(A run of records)
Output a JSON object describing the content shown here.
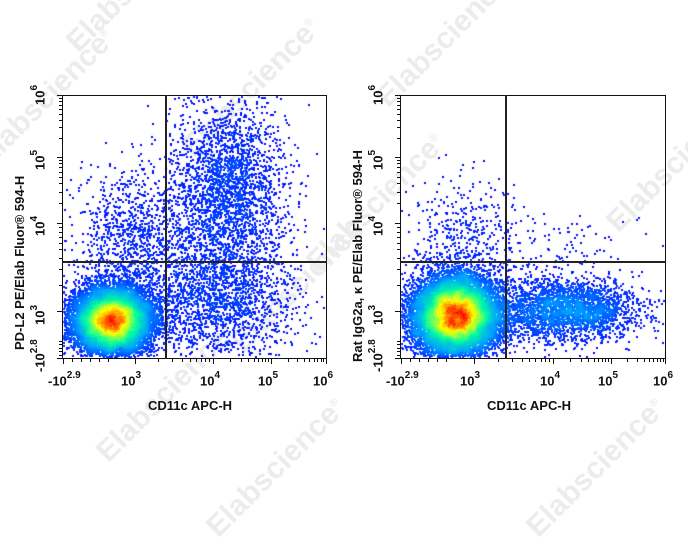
{
  "watermark": {
    "text": "Elabscience",
    "mark": "®",
    "color": "#ececec"
  },
  "chart_data": [
    {
      "type": "scatter",
      "subtype": "flow-cytometry-density-dot-plot",
      "panel": "left",
      "title": "",
      "xlabel": "CD11c APC-H",
      "ylabel": "PD-L2 PE/Elab Fluor® 594-H",
      "x_scale": "biexponential",
      "y_scale": "biexponential",
      "x_ticks": [
        "-10^2.9",
        "10^3",
        "10^4",
        "10^5",
        "10^6"
      ],
      "y_ticks": [
        "-10^2.8",
        "10^3",
        "10^4",
        "10^5",
        "10^6"
      ],
      "xlim": [
        "-10^2.9",
        "10^6"
      ],
      "ylim": [
        "-10^2.8",
        "10^6"
      ],
      "quadrant_gate": {
        "x": 2500,
        "y": 2500
      },
      "populations": [
        {
          "name": "main CD11c- PD-L2- cluster",
          "center": {
            "x": 600,
            "y": 800
          },
          "density": "high (red core)"
        },
        {
          "name": "CD11c+ PD-L2+ cluster",
          "center": {
            "x": 25000,
            "y": 15000
          },
          "density": "low-medium (blue)"
        },
        {
          "name": "CD11c+ PD-L2- scatter",
          "center": {
            "x": 8000,
            "y": 1200
          },
          "density": "low (blue)"
        },
        {
          "name": "CD11c- PD-L2+ scatter",
          "center": {
            "x": 600,
            "y": 5000
          },
          "density": "low (blue)"
        }
      ],
      "color_scale": [
        "#0000ff",
        "#00a0ff",
        "#00ffa0",
        "#ffff00",
        "#ff0000"
      ],
      "grid": false,
      "legend": "none"
    },
    {
      "type": "scatter",
      "subtype": "flow-cytometry-density-dot-plot",
      "panel": "right",
      "title": "",
      "xlabel": "CD11c APC-H",
      "ylabel": "Rat IgG2a, κ PE/Elab Fluor® 594-H",
      "x_scale": "biexponential",
      "y_scale": "biexponential",
      "x_ticks": [
        "-10^2.9",
        "10^3",
        "10^4",
        "10^5",
        "10^6"
      ],
      "y_ticks": [
        "-10^2.8",
        "10^3",
        "10^4",
        "10^5",
        "10^6"
      ],
      "xlim": [
        "-10^2.9",
        "10^6"
      ],
      "ylim": [
        "-10^2.8",
        "10^6"
      ],
      "quadrant_gate": {
        "x": 2500,
        "y": 2500
      },
      "populations": [
        {
          "name": "main CD11c- isotype- cluster",
          "center": {
            "x": 500,
            "y": 900
          },
          "density": "high (red core)"
        },
        {
          "name": "CD11c+ isotype- cluster",
          "center": {
            "x": 20000,
            "y": 1000
          },
          "density": "medium (blue)"
        },
        {
          "name": "sparse upper events",
          "center": {
            "x": 1000,
            "y": 8000
          },
          "density": "very low"
        }
      ],
      "color_scale": [
        "#0000ff",
        "#00a0ff",
        "#00ffa0",
        "#ffff00",
        "#ff0000"
      ],
      "grid": false,
      "legend": "none"
    }
  ],
  "panels": [
    {
      "ylabel": "PD-L2 PE/Elab Fluor® 594-H",
      "xlabel": "CD11c APC-H",
      "xticks": [
        {
          "base": "-10",
          "exp": "2.9"
        },
        {
          "base": "10",
          "exp": "3"
        },
        {
          "base": "10",
          "exp": "4"
        },
        {
          "base": "10",
          "exp": "5"
        },
        {
          "base": "10",
          "exp": "6"
        }
      ],
      "yticks": [
        {
          "base": "-10",
          "exp": "2.8"
        },
        {
          "base": "10",
          "exp": "3"
        },
        {
          "base": "10",
          "exp": "4"
        },
        {
          "base": "10",
          "exp": "5"
        },
        {
          "base": "10",
          "exp": "6"
        }
      ]
    },
    {
      "ylabel": "Rat IgG2a, κ PE/Elab Fluor® 594-H",
      "xlabel": "CD11c APC-H",
      "xticks": [
        {
          "base": "-10",
          "exp": "2.9"
        },
        {
          "base": "10",
          "exp": "3"
        },
        {
          "base": "10",
          "exp": "4"
        },
        {
          "base": "10",
          "exp": "5"
        },
        {
          "base": "10",
          "exp": "6"
        }
      ],
      "yticks": [
        {
          "base": "-10",
          "exp": "2.8"
        },
        {
          "base": "10",
          "exp": "3"
        },
        {
          "base": "10",
          "exp": "4"
        },
        {
          "base": "10",
          "exp": "5"
        },
        {
          "base": "10",
          "exp": "6"
        }
      ]
    }
  ]
}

**Exercise objective:**
Give the material again exactly as it is, but keep the pictures out.

**Output:**
Output a JSON object describing the content shown here.
{
  "watermark": {
    "text": "Elabscience",
    "mark": "®",
    "color": "#ececec"
  },
  "chart_data": [
    {
      "type": "scatter",
      "subtype": "flow-cytometry-density-dot-plot",
      "panel": "left",
      "title": "",
      "xlabel": "CD11c APC-H",
      "ylabel": "PD-L2 PE/Elab Fluor® 594-H",
      "x_scale": "biexponential",
      "y_scale": "biexponential",
      "x_ticks": [
        "-10^2.9",
        "10^3",
        "10^4",
        "10^5",
        "10^6"
      ],
      "y_ticks": [
        "-10^2.8",
        "10^3",
        "10^4",
        "10^5",
        "10^6"
      ],
      "xlim": [
        "-10^2.9",
        "10^6"
      ],
      "ylim": [
        "-10^2.8",
        "10^6"
      ],
      "quadrant_gate": {
        "x": 2500,
        "y": 2500
      },
      "populations": [
        {
          "name": "main CD11c- PD-L2- cluster",
          "center": {
            "x": 600,
            "y": 800
          },
          "density": "high (red core)"
        },
        {
          "name": "CD11c+ PD-L2+ cluster",
          "center": {
            "x": 25000,
            "y": 15000
          },
          "density": "low-medium (blue)"
        },
        {
          "name": "CD11c+ PD-L2- scatter",
          "center": {
            "x": 8000,
            "y": 1200
          },
          "density": "low (blue)"
        },
        {
          "name": "CD11c- PD-L2+ scatter",
          "center": {
            "x": 600,
            "y": 5000
          },
          "density": "low (blue)"
        }
      ],
      "color_scale": [
        "#0000ff",
        "#00a0ff",
        "#00ffa0",
        "#ffff00",
        "#ff0000"
      ],
      "grid": false,
      "legend": "none"
    },
    {
      "type": "scatter",
      "subtype": "flow-cytometry-density-dot-plot",
      "panel": "right",
      "title": "",
      "xlabel": "CD11c APC-H",
      "ylabel": "Rat IgG2a, κ PE/Elab Fluor® 594-H",
      "x_scale": "biexponential",
      "y_scale": "biexponential",
      "x_ticks": [
        "-10^2.9",
        "10^3",
        "10^4",
        "10^5",
        "10^6"
      ],
      "y_ticks": [
        "-10^2.8",
        "10^3",
        "10^4",
        "10^5",
        "10^6"
      ],
      "xlim": [
        "-10^2.9",
        "10^6"
      ],
      "ylim": [
        "-10^2.8",
        "10^6"
      ],
      "quadrant_gate": {
        "x": 2500,
        "y": 2500
      },
      "populations": [
        {
          "name": "main CD11c- isotype- cluster",
          "center": {
            "x": 500,
            "y": 900
          },
          "density": "high (red core)"
        },
        {
          "name": "CD11c+ isotype- cluster",
          "center": {
            "x": 20000,
            "y": 1000
          },
          "density": "medium (blue)"
        },
        {
          "name": "sparse upper events",
          "center": {
            "x": 1000,
            "y": 8000
          },
          "density": "very low"
        }
      ],
      "color_scale": [
        "#0000ff",
        "#00a0ff",
        "#00ffa0",
        "#ffff00",
        "#ff0000"
      ],
      "grid": false,
      "legend": "none"
    }
  ],
  "panels": [
    {
      "ylabel": "PD-L2 PE/Elab Fluor® 594-H",
      "xlabel": "CD11c APC-H",
      "xticks": [
        {
          "base": "-10",
          "exp": "2.9"
        },
        {
          "base": "10",
          "exp": "3"
        },
        {
          "base": "10",
          "exp": "4"
        },
        {
          "base": "10",
          "exp": "5"
        },
        {
          "base": "10",
          "exp": "6"
        }
      ],
      "yticks": [
        {
          "base": "-10",
          "exp": "2.8"
        },
        {
          "base": "10",
          "exp": "3"
        },
        {
          "base": "10",
          "exp": "4"
        },
        {
          "base": "10",
          "exp": "5"
        },
        {
          "base": "10",
          "exp": "6"
        }
      ]
    },
    {
      "ylabel": "Rat IgG2a, κ PE/Elab Fluor® 594-H",
      "xlabel": "CD11c APC-H",
      "xticks": [
        {
          "base": "-10",
          "exp": "2.9"
        },
        {
          "base": "10",
          "exp": "3"
        },
        {
          "base": "10",
          "exp": "4"
        },
        {
          "base": "10",
          "exp": "5"
        },
        {
          "base": "10",
          "exp": "6"
        }
      ],
      "yticks": [
        {
          "base": "-10",
          "exp": "2.8"
        },
        {
          "base": "10",
          "exp": "3"
        },
        {
          "base": "10",
          "exp": "4"
        },
        {
          "base": "10",
          "exp": "5"
        },
        {
          "base": "10",
          "exp": "6"
        }
      ]
    }
  ]
}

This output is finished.